Records excerpted from a collection:
————
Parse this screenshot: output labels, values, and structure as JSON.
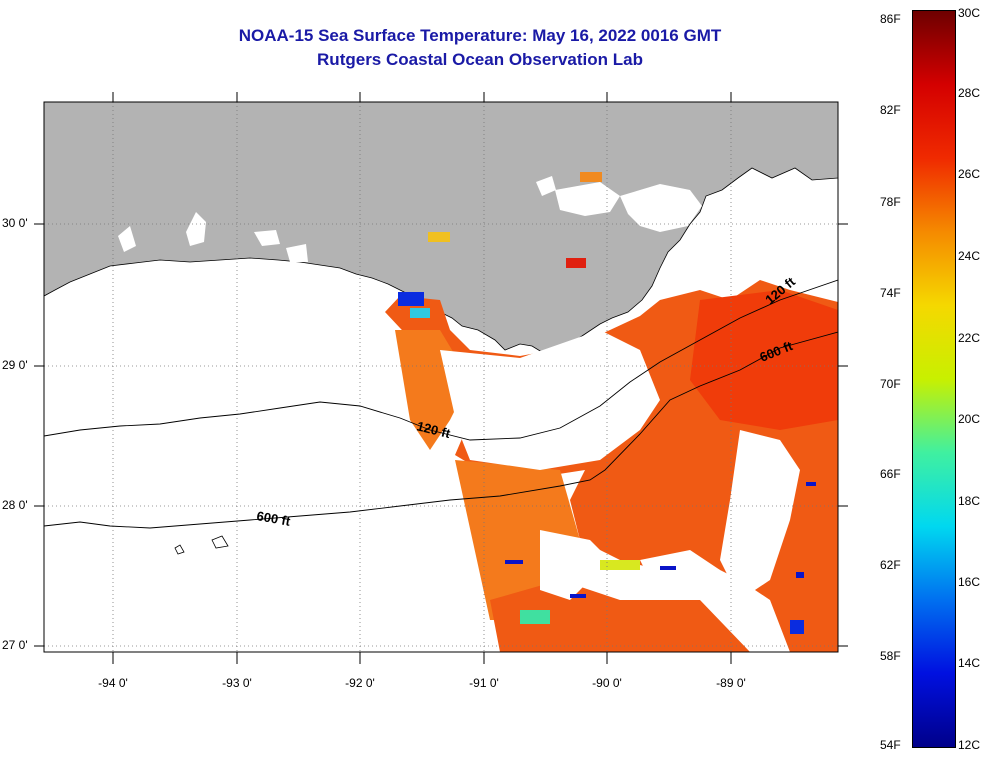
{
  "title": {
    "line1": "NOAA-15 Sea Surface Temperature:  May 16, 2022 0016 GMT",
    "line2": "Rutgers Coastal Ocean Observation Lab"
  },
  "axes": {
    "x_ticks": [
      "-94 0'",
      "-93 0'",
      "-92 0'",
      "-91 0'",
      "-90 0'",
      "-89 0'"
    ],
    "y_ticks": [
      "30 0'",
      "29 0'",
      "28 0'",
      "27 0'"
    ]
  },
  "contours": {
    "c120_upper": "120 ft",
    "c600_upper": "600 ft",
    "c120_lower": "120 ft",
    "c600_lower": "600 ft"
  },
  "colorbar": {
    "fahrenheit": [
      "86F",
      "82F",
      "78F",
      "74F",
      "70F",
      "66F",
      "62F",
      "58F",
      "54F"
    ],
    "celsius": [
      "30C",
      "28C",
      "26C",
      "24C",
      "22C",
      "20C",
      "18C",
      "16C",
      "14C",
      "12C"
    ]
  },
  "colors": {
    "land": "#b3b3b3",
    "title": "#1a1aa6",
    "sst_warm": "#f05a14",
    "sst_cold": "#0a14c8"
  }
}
————
### What this task involves:
Copy every record character for character. Skip the pictures.

### Task response:
Parse this screenshot: output labels, values, and structure as JSON.
{
  "title": {
    "line1": "NOAA-15 Sea Surface Temperature:  May 16, 2022 0016 GMT",
    "line2": "Rutgers Coastal Ocean Observation Lab"
  },
  "axes": {
    "x_ticks": [
      "-94 0'",
      "-93 0'",
      "-92 0'",
      "-91 0'",
      "-90 0'",
      "-89 0'"
    ],
    "y_ticks": [
      "30 0'",
      "29 0'",
      "28 0'",
      "27 0'"
    ]
  },
  "contours": {
    "c120_upper": "120 ft",
    "c600_upper": "600 ft",
    "c120_lower": "120 ft",
    "c600_lower": "600 ft"
  },
  "colorbar": {
    "fahrenheit": [
      "86F",
      "82F",
      "78F",
      "74F",
      "70F",
      "66F",
      "62F",
      "58F",
      "54F"
    ],
    "celsius": [
      "30C",
      "28C",
      "26C",
      "24C",
      "22C",
      "20C",
      "18C",
      "16C",
      "14C",
      "12C"
    ]
  },
  "colors": {
    "land": "#b3b3b3",
    "title": "#1a1aa6",
    "sst_warm": "#f05a14",
    "sst_cold": "#0a14c8"
  }
}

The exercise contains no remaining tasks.